## Short task
Please count the lines in the listing below where the word "Spanish" appears. Give the number only.
:: Source records ::
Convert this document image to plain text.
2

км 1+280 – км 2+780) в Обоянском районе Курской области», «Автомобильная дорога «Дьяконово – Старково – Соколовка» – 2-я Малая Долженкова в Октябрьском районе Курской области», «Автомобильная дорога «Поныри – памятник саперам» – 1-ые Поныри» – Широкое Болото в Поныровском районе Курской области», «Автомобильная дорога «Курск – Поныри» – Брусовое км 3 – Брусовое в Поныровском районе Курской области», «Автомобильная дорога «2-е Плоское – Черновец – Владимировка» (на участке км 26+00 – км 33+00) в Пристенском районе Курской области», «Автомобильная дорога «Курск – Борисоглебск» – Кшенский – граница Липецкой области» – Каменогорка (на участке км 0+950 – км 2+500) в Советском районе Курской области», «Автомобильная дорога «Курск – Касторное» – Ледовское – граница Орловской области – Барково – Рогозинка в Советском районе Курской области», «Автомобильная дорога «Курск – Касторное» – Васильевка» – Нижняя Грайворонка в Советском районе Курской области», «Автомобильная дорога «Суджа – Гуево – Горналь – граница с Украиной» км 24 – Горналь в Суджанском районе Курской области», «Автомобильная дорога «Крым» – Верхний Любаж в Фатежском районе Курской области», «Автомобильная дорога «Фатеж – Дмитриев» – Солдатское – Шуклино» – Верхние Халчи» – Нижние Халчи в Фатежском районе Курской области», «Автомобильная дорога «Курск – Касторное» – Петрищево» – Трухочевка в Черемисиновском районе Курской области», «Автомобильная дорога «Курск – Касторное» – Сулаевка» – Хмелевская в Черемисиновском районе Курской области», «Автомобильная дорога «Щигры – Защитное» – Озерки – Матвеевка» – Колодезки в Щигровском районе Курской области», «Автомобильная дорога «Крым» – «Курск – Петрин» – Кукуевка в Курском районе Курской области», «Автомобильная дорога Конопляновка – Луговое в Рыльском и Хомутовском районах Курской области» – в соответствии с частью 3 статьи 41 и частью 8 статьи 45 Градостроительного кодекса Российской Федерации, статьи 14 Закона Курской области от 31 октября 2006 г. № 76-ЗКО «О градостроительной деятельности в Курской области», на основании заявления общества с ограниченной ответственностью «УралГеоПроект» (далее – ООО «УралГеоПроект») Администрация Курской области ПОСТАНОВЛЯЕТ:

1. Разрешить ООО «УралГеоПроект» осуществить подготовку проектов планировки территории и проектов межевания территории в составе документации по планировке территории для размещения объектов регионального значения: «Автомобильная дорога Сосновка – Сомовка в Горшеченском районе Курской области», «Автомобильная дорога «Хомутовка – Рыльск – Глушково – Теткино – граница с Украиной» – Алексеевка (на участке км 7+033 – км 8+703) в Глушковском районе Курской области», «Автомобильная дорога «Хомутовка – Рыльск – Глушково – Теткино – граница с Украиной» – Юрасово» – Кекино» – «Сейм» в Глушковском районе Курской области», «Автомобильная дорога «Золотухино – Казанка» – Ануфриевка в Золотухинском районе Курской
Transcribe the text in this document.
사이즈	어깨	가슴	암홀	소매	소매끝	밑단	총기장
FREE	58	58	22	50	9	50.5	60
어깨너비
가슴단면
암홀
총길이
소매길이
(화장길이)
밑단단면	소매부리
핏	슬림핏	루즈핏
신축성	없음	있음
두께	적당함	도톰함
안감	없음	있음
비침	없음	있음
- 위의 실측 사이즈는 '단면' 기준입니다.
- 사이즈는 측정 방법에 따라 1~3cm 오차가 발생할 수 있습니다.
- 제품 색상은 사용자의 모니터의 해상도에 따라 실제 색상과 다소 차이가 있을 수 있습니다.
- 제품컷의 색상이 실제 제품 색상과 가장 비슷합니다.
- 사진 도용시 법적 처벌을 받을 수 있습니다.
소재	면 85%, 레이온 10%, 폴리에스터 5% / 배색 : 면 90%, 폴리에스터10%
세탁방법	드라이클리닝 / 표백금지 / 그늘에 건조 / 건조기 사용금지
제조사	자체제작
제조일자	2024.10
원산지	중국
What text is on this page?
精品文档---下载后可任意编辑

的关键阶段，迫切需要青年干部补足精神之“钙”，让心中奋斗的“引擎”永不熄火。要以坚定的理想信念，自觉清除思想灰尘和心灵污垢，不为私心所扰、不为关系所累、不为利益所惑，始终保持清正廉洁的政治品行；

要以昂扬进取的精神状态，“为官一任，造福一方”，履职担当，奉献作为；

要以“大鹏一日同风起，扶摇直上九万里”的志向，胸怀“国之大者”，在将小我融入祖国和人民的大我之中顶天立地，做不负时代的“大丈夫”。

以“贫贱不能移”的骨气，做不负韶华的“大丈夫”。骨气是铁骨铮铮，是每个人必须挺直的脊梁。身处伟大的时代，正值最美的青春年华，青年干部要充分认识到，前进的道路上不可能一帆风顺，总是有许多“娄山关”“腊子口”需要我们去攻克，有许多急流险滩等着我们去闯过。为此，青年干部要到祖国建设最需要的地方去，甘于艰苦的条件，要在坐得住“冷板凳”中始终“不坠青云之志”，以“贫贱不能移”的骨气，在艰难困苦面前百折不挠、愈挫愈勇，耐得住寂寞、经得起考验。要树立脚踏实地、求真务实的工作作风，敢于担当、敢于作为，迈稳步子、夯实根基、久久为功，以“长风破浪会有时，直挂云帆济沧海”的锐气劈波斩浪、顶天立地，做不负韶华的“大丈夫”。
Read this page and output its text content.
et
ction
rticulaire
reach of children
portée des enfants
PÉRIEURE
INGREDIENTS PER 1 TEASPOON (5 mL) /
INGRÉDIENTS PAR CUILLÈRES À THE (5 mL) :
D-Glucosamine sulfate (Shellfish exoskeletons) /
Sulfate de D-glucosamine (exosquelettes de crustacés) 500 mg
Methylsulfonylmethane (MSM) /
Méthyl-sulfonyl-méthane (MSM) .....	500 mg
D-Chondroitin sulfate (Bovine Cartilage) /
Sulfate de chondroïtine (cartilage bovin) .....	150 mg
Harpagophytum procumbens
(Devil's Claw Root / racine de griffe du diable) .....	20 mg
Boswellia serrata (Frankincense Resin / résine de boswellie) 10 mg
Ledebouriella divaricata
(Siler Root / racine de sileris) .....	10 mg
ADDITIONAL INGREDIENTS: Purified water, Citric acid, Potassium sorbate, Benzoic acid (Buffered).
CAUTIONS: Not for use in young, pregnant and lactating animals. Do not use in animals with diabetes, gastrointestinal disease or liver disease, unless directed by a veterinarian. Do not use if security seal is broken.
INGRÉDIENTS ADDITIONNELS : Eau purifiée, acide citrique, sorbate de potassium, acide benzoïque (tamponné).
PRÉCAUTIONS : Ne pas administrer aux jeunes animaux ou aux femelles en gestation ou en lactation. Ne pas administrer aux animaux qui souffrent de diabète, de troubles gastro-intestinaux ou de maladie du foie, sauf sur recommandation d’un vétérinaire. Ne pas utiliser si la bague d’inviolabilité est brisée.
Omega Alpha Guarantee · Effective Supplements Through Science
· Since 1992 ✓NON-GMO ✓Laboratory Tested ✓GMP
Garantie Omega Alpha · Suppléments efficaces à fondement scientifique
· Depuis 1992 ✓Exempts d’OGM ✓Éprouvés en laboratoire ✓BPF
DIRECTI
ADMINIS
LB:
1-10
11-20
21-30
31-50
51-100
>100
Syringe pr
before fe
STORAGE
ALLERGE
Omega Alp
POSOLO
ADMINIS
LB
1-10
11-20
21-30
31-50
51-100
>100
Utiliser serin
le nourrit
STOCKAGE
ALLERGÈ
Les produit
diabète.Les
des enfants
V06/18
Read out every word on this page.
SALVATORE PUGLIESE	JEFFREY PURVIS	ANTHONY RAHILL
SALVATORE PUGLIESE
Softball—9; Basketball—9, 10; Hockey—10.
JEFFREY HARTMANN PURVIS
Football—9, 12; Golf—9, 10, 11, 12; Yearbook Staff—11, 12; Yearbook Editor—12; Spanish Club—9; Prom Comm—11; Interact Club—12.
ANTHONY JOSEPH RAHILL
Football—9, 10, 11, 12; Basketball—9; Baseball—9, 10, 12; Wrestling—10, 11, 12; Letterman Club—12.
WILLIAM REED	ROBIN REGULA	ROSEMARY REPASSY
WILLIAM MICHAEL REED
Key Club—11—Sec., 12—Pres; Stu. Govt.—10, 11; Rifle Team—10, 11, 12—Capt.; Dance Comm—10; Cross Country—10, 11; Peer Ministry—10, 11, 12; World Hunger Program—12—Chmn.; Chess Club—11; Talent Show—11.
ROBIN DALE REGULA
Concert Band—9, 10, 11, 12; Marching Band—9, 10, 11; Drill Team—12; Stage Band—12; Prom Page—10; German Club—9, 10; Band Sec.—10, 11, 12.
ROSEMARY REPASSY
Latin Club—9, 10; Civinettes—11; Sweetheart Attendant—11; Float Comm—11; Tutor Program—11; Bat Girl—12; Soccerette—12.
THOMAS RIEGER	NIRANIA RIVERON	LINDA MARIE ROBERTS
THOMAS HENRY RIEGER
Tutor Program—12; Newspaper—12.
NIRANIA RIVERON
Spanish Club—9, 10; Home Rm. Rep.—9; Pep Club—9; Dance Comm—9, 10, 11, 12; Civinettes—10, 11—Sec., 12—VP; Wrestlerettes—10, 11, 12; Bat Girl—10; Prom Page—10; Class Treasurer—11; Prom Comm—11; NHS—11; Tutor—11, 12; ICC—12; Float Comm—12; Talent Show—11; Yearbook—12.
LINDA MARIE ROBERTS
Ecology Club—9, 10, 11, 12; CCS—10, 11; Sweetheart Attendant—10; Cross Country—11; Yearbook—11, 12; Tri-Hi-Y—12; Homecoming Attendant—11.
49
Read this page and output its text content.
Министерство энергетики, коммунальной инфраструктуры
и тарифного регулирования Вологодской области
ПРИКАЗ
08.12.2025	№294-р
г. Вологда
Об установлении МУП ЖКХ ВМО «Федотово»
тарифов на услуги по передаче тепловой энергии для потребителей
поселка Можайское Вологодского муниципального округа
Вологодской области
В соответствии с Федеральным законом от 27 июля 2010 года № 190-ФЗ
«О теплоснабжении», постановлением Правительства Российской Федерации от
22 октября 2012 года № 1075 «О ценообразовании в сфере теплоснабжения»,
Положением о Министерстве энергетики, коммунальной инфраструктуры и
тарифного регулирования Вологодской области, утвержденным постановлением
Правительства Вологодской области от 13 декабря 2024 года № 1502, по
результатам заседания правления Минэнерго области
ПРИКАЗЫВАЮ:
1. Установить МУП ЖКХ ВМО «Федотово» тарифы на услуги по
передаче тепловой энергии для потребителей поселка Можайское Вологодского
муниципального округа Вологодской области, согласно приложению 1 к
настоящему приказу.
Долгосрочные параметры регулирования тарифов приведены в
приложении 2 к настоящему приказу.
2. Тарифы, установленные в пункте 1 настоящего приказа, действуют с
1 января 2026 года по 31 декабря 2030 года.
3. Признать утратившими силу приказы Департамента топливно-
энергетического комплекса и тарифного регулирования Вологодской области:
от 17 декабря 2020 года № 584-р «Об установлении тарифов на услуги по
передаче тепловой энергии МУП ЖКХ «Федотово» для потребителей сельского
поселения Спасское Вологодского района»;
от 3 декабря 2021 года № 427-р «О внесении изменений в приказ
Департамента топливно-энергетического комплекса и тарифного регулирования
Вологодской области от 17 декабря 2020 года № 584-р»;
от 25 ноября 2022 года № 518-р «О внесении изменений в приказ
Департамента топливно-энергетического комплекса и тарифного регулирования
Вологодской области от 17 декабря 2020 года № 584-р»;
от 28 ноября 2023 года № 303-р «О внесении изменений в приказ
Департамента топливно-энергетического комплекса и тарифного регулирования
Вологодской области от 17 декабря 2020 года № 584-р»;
:::
## Written reply
2